◆ **Exercise goal**
Every line below that holds the string "oblongata" should be copied out.

◆ **Given information**
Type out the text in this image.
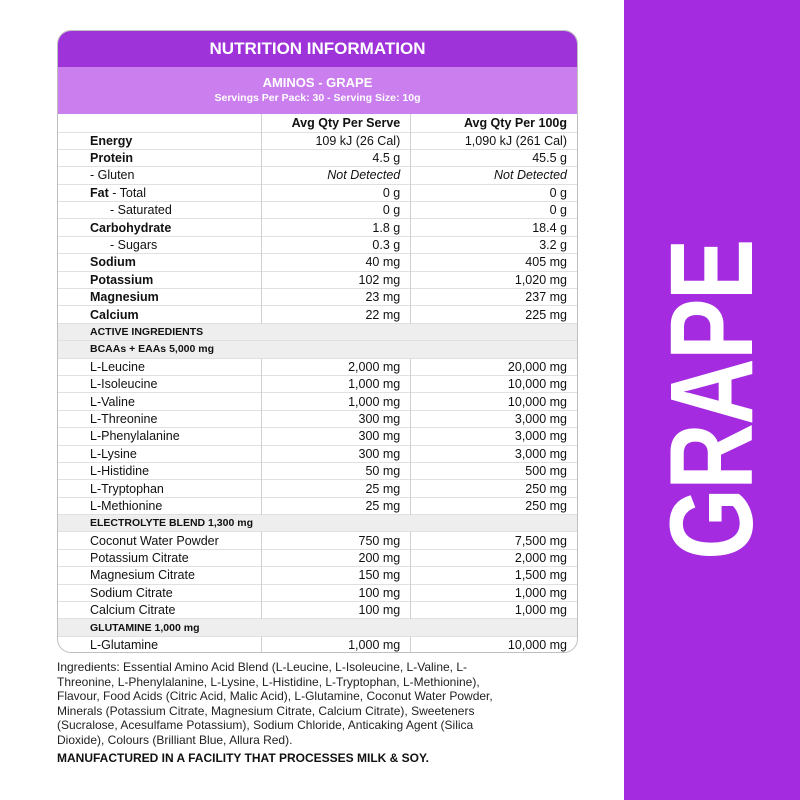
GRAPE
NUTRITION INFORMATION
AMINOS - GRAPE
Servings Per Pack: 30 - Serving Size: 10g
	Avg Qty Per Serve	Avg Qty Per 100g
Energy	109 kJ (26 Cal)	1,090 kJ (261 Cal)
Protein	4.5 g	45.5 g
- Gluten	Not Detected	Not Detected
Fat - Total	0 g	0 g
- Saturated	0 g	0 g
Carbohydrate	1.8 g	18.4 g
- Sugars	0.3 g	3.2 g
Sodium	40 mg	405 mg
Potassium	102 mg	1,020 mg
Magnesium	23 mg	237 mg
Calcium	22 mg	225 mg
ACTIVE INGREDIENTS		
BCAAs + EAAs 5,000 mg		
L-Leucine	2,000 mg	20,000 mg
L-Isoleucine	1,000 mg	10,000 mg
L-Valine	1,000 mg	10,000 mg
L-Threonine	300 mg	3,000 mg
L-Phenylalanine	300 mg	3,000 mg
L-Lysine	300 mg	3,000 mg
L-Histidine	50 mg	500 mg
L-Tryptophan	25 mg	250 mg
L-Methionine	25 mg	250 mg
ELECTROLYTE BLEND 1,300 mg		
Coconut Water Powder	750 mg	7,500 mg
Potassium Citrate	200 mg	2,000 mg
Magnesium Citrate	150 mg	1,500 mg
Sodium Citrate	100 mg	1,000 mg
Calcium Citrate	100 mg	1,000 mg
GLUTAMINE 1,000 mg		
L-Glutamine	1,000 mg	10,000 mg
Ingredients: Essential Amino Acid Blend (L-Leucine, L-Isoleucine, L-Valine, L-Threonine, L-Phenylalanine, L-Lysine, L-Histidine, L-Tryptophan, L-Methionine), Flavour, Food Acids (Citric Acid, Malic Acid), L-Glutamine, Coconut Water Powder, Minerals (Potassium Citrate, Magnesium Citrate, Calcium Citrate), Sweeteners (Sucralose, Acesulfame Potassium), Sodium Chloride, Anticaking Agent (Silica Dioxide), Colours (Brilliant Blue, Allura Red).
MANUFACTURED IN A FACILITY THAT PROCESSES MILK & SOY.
...
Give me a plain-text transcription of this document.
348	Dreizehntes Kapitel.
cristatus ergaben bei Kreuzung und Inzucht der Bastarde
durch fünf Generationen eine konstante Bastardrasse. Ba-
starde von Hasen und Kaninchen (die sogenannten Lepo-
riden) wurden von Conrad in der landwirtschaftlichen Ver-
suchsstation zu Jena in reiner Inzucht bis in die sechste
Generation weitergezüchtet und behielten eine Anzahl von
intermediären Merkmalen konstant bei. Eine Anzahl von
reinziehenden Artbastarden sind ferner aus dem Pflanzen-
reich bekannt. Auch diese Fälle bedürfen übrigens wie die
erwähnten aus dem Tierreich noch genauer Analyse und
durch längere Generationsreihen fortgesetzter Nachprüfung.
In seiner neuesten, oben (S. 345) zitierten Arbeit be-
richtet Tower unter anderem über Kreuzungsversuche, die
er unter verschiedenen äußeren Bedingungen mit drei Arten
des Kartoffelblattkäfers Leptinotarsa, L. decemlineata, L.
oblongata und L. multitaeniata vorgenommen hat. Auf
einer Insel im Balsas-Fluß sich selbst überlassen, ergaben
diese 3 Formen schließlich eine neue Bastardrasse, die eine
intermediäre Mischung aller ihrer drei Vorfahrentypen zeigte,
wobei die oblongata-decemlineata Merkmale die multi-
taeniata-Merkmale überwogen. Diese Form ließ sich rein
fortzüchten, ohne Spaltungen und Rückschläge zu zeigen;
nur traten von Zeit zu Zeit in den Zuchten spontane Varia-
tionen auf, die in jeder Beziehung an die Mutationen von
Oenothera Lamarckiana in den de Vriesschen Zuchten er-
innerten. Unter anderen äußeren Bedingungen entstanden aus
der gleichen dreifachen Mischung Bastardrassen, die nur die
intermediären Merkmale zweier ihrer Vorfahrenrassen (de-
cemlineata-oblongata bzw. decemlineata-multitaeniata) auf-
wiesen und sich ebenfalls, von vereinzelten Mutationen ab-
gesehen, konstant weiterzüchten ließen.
---
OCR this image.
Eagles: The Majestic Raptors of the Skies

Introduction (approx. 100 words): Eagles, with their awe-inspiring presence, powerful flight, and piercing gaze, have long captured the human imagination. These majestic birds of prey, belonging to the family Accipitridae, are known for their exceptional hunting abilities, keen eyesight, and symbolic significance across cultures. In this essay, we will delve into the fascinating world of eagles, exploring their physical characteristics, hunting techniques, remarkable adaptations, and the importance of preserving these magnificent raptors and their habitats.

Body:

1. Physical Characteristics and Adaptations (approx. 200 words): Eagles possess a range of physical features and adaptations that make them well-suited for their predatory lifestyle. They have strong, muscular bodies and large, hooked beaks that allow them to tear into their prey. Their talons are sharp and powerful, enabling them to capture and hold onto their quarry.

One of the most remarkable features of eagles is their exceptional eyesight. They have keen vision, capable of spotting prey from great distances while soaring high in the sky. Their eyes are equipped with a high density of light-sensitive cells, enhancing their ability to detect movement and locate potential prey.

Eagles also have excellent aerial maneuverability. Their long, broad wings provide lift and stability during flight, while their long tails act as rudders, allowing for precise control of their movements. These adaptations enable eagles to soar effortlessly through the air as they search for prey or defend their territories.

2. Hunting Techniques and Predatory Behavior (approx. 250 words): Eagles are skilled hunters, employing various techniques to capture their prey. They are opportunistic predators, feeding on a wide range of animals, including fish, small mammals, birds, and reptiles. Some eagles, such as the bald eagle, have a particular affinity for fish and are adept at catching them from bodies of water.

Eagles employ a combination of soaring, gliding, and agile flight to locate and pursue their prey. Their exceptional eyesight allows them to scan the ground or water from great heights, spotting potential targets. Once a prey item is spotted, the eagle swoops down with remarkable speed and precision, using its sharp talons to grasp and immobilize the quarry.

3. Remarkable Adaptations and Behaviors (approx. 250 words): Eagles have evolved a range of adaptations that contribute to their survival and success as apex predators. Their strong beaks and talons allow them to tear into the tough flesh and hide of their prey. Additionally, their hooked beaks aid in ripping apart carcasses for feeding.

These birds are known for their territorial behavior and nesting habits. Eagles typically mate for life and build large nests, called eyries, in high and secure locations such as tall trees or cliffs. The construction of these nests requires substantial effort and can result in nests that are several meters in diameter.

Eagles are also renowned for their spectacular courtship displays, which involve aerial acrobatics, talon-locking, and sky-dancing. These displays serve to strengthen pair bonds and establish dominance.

◆ **Reply**
oblongata und L. multitaeniata vorgenommen hat. Auf
wobei die oblongata-decemlineata Merkmale die multi-
cemlineata-oblongata bzw. decemlineata-multitaeniata) auf-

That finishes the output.